▸ **Dataset content**:
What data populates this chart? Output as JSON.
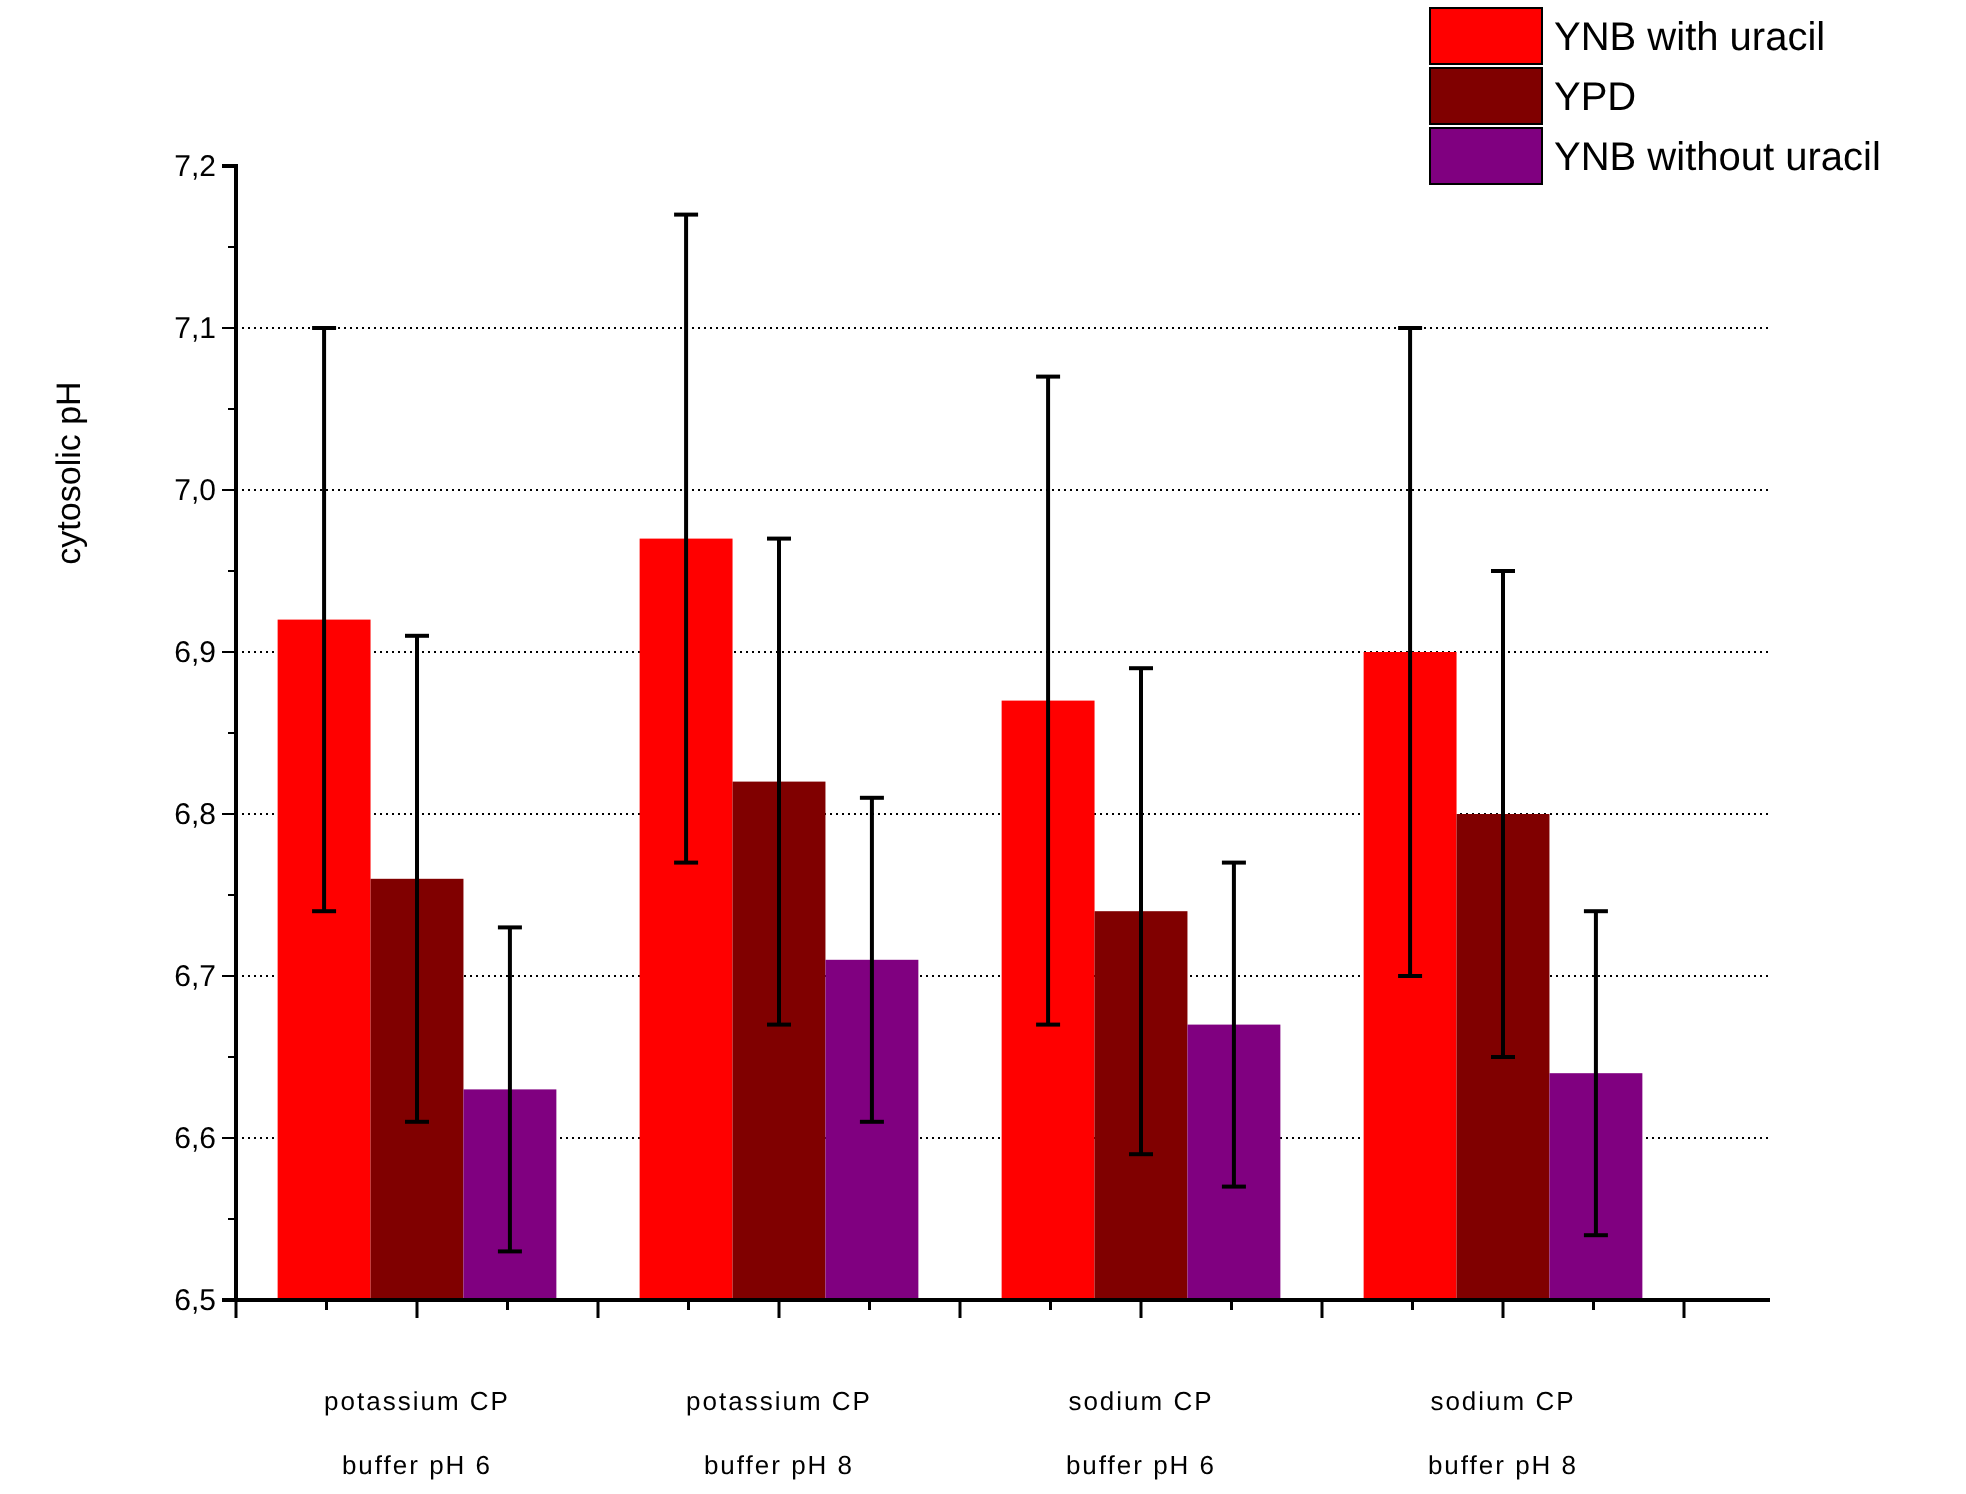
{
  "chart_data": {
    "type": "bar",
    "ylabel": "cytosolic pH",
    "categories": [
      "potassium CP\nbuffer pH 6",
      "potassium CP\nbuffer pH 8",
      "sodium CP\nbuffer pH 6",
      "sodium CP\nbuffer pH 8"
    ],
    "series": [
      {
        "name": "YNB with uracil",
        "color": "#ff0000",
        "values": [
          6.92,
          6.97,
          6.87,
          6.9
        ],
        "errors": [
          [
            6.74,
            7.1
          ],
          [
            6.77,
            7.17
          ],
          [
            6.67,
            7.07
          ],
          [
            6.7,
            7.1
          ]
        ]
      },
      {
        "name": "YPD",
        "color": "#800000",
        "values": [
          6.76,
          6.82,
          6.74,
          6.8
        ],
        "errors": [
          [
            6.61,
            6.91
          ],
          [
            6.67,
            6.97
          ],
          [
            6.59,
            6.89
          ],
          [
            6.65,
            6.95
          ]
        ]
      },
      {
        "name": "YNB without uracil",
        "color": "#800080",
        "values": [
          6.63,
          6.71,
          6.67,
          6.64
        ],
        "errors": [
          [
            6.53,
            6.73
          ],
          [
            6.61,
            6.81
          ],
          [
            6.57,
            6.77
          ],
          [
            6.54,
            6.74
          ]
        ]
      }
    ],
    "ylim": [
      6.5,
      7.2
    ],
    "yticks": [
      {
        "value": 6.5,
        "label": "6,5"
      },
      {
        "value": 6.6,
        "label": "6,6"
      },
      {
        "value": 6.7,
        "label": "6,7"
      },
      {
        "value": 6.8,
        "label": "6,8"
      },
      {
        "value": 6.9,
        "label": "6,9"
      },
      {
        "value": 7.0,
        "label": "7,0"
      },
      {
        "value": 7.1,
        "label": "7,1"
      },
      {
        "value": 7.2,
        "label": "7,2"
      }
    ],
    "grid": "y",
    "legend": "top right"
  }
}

▸ **Task directions**: Your answer should be only the number of lines that hold the word "color".

▸ **The result**: 3